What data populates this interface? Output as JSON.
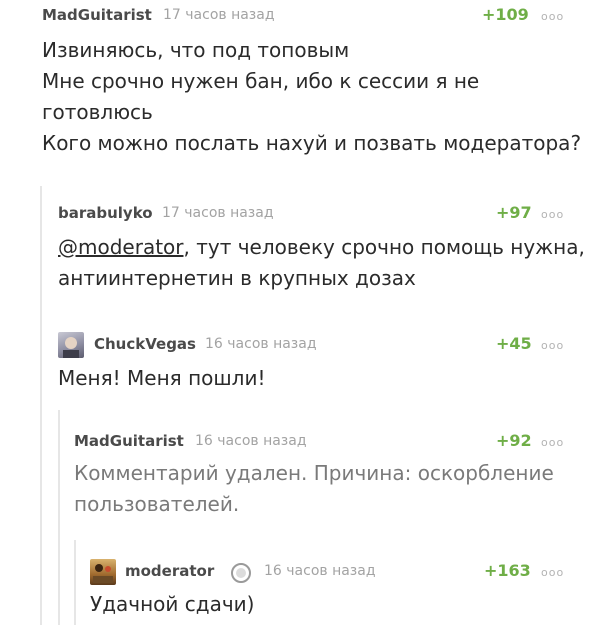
{
  "comments": [
    {
      "author": "MadGuitarist",
      "time": "17 часов назад",
      "rating": "+109",
      "body": [
        "Извиняюсь, что под топовым",
        "Мне срочно нужен бан, ибо к сессии я не",
        "готовлюсь",
        "Кого можно послать нахуй и позвать модератора?"
      ]
    },
    {
      "author": "barabulyko",
      "time": "17 часов назад",
      "rating": "+97",
      "mention": "@moderator",
      "body": [
        ", тут человеку срочно помощь нужна,",
        "антиинтернетин в крупных дозах"
      ]
    },
    {
      "author": "ChuckVegas",
      "time": "16 часов назад",
      "rating": "+45",
      "body": [
        "Меня! Меня пошли!"
      ]
    },
    {
      "author": "MadGuitarist",
      "time": "16 часов назад",
      "rating": "+92",
      "body": [
        "Комментарий удален. Причина: оскорбление",
        "пользователей."
      ]
    },
    {
      "author": "moderator",
      "time": "16 часов назад",
      "rating": "+163",
      "body": [
        "Удачной сдачи)"
      ]
    }
  ],
  "dots_glyph": "ooo",
  "colors": {
    "rating": "#6fae47",
    "author": "#4a4a4a",
    "time": "#a3a3a3",
    "thread_line": "#e6e6e6"
  }
}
● ● ● ●
Instructions for the task: Extract, from the listing above, every line where the string "author" occurs.

Exercise response:
      "author": "MadGuitarist",
      "author": "barabulyko",
      "author": "ChuckVegas",
      "author": "MadGuitarist",
      "author": "moderator",
    "author": "#4a4a4a",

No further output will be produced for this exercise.